---- DATASET RECORDS

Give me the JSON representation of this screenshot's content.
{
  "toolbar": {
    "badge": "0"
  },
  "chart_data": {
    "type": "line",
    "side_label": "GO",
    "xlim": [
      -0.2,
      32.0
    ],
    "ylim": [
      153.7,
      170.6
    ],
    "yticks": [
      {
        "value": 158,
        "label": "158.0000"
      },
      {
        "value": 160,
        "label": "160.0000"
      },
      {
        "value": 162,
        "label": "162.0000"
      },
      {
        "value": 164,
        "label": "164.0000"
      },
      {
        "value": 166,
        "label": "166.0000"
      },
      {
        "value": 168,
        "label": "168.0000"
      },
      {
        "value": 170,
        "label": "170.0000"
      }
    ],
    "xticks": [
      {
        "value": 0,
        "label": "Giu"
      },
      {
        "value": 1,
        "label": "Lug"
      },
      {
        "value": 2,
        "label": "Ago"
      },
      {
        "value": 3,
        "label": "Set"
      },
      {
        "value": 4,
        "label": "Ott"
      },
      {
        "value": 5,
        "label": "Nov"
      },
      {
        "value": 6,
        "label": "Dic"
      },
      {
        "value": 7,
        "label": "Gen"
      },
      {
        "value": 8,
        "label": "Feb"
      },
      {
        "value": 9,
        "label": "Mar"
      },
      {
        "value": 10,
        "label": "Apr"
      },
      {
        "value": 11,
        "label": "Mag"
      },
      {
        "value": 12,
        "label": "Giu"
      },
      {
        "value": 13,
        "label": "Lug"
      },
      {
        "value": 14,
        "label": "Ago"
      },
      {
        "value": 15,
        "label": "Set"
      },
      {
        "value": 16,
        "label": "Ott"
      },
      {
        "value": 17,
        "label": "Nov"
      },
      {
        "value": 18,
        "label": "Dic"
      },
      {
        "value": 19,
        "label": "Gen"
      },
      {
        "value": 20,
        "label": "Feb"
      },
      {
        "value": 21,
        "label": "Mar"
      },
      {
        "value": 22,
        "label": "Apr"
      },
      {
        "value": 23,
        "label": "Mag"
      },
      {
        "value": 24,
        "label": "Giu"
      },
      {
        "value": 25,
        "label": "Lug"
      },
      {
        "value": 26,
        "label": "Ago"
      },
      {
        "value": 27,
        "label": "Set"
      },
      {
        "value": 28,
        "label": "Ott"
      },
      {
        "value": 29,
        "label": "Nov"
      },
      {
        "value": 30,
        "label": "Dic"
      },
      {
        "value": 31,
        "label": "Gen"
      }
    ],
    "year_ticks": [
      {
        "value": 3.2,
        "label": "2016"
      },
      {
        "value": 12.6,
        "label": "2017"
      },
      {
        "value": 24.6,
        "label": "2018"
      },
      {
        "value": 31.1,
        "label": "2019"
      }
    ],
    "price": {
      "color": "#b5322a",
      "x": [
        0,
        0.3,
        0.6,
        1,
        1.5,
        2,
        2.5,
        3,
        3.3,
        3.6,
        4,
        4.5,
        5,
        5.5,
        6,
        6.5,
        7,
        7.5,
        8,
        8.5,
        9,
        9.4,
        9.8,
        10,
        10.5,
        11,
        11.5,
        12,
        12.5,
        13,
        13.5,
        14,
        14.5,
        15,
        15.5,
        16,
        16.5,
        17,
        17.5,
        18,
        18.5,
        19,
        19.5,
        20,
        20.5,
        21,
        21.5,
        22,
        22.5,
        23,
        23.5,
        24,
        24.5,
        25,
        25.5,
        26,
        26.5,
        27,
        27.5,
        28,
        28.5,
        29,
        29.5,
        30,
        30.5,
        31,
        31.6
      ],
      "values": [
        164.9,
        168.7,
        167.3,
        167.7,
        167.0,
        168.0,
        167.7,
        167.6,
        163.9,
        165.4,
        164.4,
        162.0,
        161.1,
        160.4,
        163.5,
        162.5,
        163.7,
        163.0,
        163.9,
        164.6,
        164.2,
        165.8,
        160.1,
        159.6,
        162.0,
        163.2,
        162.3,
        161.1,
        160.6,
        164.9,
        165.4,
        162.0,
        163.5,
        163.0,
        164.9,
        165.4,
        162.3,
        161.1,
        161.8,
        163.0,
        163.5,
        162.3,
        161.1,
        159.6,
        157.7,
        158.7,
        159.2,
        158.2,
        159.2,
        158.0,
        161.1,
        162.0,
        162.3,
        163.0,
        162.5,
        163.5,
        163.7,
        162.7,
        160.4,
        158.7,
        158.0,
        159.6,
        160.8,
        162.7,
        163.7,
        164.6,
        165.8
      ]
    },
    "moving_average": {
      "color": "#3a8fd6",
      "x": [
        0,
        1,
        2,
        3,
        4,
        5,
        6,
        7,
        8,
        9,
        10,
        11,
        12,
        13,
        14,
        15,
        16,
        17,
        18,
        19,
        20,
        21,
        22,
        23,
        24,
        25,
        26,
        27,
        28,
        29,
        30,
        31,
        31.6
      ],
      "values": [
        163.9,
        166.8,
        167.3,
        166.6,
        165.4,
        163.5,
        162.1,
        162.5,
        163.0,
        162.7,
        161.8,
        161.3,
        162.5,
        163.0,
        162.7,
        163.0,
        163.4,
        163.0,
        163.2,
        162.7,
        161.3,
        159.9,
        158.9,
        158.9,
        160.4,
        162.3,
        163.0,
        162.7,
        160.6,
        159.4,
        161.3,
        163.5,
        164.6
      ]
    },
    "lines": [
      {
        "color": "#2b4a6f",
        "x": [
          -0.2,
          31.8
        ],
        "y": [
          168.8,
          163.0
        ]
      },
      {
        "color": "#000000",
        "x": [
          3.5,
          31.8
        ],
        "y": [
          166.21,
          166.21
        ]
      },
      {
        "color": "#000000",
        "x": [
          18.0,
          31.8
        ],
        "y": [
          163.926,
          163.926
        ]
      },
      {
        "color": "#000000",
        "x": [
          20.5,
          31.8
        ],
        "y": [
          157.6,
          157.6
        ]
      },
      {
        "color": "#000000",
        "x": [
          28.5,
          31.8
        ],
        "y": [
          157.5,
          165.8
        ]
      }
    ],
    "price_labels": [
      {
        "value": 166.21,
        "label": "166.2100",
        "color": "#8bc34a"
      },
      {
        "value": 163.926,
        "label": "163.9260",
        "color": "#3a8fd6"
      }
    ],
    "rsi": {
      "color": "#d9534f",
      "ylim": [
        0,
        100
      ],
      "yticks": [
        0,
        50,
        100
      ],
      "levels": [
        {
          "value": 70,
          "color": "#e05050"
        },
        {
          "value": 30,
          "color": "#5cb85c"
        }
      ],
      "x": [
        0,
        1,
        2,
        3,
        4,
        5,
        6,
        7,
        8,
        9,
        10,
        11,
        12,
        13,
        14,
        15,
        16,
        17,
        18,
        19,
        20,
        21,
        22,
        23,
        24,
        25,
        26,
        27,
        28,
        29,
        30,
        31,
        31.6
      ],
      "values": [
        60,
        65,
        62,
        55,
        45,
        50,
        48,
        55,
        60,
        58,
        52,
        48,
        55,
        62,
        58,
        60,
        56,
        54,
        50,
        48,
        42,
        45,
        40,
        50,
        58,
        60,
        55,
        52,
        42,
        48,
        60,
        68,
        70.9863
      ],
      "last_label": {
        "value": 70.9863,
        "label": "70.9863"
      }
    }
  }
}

--------

EXERCISE REQUIREMENTS: Give the data again, exactly as it stands.

SOLUTION TO THE EXERCISE:
Give me the JSON representation of this screenshot's content.
{
  "toolbar": {
    "badge": "0"
  },
  "chart_data": {
    "type": "line",
    "side_label": "GO",
    "xlim": [
      -0.2,
      32.0
    ],
    "ylim": [
      153.7,
      170.6
    ],
    "yticks": [
      {
        "value": 158,
        "label": "158.0000"
      },
      {
        "value": 160,
        "label": "160.0000"
      },
      {
        "value": 162,
        "label": "162.0000"
      },
      {
        "value": 164,
        "label": "164.0000"
      },
      {
        "value": 166,
        "label": "166.0000"
      },
      {
        "value": 168,
        "label": "168.0000"
      },
      {
        "value": 170,
        "label": "170.0000"
      }
    ],
    "xticks": [
      {
        "value": 0,
        "label": "Giu"
      },
      {
        "value": 1,
        "label": "Lug"
      },
      {
        "value": 2,
        "label": "Ago"
      },
      {
        "value": 3,
        "label": "Set"
      },
      {
        "value": 4,
        "label": "Ott"
      },
      {
        "value": 5,
        "label": "Nov"
      },
      {
        "value": 6,
        "label": "Dic"
      },
      {
        "value": 7,
        "label": "Gen"
      },
      {
        "value": 8,
        "label": "Feb"
      },
      {
        "value": 9,
        "label": "Mar"
      },
      {
        "value": 10,
        "label": "Apr"
      },
      {
        "value": 11,
        "label": "Mag"
      },
      {
        "value": 12,
        "label": "Giu"
      },
      {
        "value": 13,
        "label": "Lug"
      },
      {
        "value": 14,
        "label": "Ago"
      },
      {
        "value": 15,
        "label": "Set"
      },
      {
        "value": 16,
        "label": "Ott"
      },
      {
        "value": 17,
        "label": "Nov"
      },
      {
        "value": 18,
        "label": "Dic"
      },
      {
        "value": 19,
        "label": "Gen"
      },
      {
        "value": 20,
        "label": "Feb"
      },
      {
        "value": 21,
        "label": "Mar"
      },
      {
        "value": 22,
        "label": "Apr"
      },
      {
        "value": 23,
        "label": "Mag"
      },
      {
        "value": 24,
        "label": "Giu"
      },
      {
        "value": 25,
        "label": "Lug"
      },
      {
        "value": 26,
        "label": "Ago"
      },
      {
        "value": 27,
        "label": "Set"
      },
      {
        "value": 28,
        "label": "Ott"
      },
      {
        "value": 29,
        "label": "Nov"
      },
      {
        "value": 30,
        "label": "Dic"
      },
      {
        "value": 31,
        "label": "Gen"
      }
    ],
    "year_ticks": [
      {
        "value": 3.2,
        "label": "2016"
      },
      {
        "value": 12.6,
        "label": "2017"
      },
      {
        "value": 24.6,
        "label": "2018"
      },
      {
        "value": 31.1,
        "label": "2019"
      }
    ],
    "price": {
      "color": "#b5322a",
      "x": [
        0,
        0.3,
        0.6,
        1,
        1.5,
        2,
        2.5,
        3,
        3.3,
        3.6,
        4,
        4.5,
        5,
        5.5,
        6,
        6.5,
        7,
        7.5,
        8,
        8.5,
        9,
        9.4,
        9.8,
        10,
        10.5,
        11,
        11.5,
        12,
        12.5,
        13,
        13.5,
        14,
        14.5,
        15,
        15.5,
        16,
        16.5,
        17,
        17.5,
        18,
        18.5,
        19,
        19.5,
        20,
        20.5,
        21,
        21.5,
        22,
        22.5,
        23,
        23.5,
        24,
        24.5,
        25,
        25.5,
        26,
        26.5,
        27,
        27.5,
        28,
        28.5,
        29,
        29.5,
        30,
        30.5,
        31,
        31.6
      ],
      "values": [
        164.9,
        168.7,
        167.3,
        167.7,
        167.0,
        168.0,
        167.7,
        167.6,
        163.9,
        165.4,
        164.4,
        162.0,
        161.1,
        160.4,
        163.5,
        162.5,
        163.7,
        163.0,
        163.9,
        164.6,
        164.2,
        165.8,
        160.1,
        159.6,
        162.0,
        163.2,
        162.3,
        161.1,
        160.6,
        164.9,
        165.4,
        162.0,
        163.5,
        163.0,
        164.9,
        165.4,
        162.3,
        161.1,
        161.8,
        163.0,
        163.5,
        162.3,
        161.1,
        159.6,
        157.7,
        158.7,
        159.2,
        158.2,
        159.2,
        158.0,
        161.1,
        162.0,
        162.3,
        163.0,
        162.5,
        163.5,
        163.7,
        162.7,
        160.4,
        158.7,
        158.0,
        159.6,
        160.8,
        162.7,
        163.7,
        164.6,
        165.8
      ]
    },
    "moving_average": {
      "color": "#3a8fd6",
      "x": [
        0,
        1,
        2,
        3,
        4,
        5,
        6,
        7,
        8,
        9,
        10,
        11,
        12,
        13,
        14,
        15,
        16,
        17,
        18,
        19,
        20,
        21,
        22,
        23,
        24,
        25,
        26,
        27,
        28,
        29,
        30,
        31,
        31.6
      ],
      "values": [
        163.9,
        166.8,
        167.3,
        166.6,
        165.4,
        163.5,
        162.1,
        162.5,
        163.0,
        162.7,
        161.8,
        161.3,
        162.5,
        163.0,
        162.7,
        163.0,
        163.4,
        163.0,
        163.2,
        162.7,
        161.3,
        159.9,
        158.9,
        158.9,
        160.4,
        162.3,
        163.0,
        162.7,
        160.6,
        159.4,
        161.3,
        163.5,
        164.6
      ]
    },
    "lines": [
      {
        "color": "#2b4a6f",
        "x": [
          -0.2,
          31.8
        ],
        "y": [
          168.8,
          163.0
        ]
      },
      {
        "color": "#000000",
        "x": [
          3.5,
          31.8
        ],
        "y": [
          166.21,
          166.21
        ]
      },
      {
        "color": "#000000",
        "x": [
          18.0,
          31.8
        ],
        "y": [
          163.926,
          163.926
        ]
      },
      {
        "color": "#000000",
        "x": [
          20.5,
          31.8
        ],
        "y": [
          157.6,
          157.6
        ]
      },
      {
        "color": "#000000",
        "x": [
          28.5,
          31.8
        ],
        "y": [
          157.5,
          165.8
        ]
      }
    ],
    "price_labels": [
      {
        "value": 166.21,
        "label": "166.2100",
        "color": "#8bc34a"
      },
      {
        "value": 163.926,
        "label": "163.9260",
        "color": "#3a8fd6"
      }
    ],
    "rsi": {
      "color": "#d9534f",
      "ylim": [
        0,
        100
      ],
      "yticks": [
        0,
        50,
        100
      ],
      "levels": [
        {
          "value": 70,
          "color": "#e05050"
        },
        {
          "value": 30,
          "color": "#5cb85c"
        }
      ],
      "x": [
        0,
        1,
        2,
        3,
        4,
        5,
        6,
        7,
        8,
        9,
        10,
        11,
        12,
        13,
        14,
        15,
        16,
        17,
        18,
        19,
        20,
        21,
        22,
        23,
        24,
        25,
        26,
        27,
        28,
        29,
        30,
        31,
        31.6
      ],
      "values": [
        60,
        65,
        62,
        55,
        45,
        50,
        48,
        55,
        60,
        58,
        52,
        48,
        55,
        62,
        58,
        60,
        56,
        54,
        50,
        48,
        42,
        45,
        40,
        50,
        58,
        60,
        55,
        52,
        42,
        48,
        60,
        68,
        70.9863
      ],
      "last_label": {
        "value": 70.9863,
        "label": "70.9863"
      }
    }
  }
}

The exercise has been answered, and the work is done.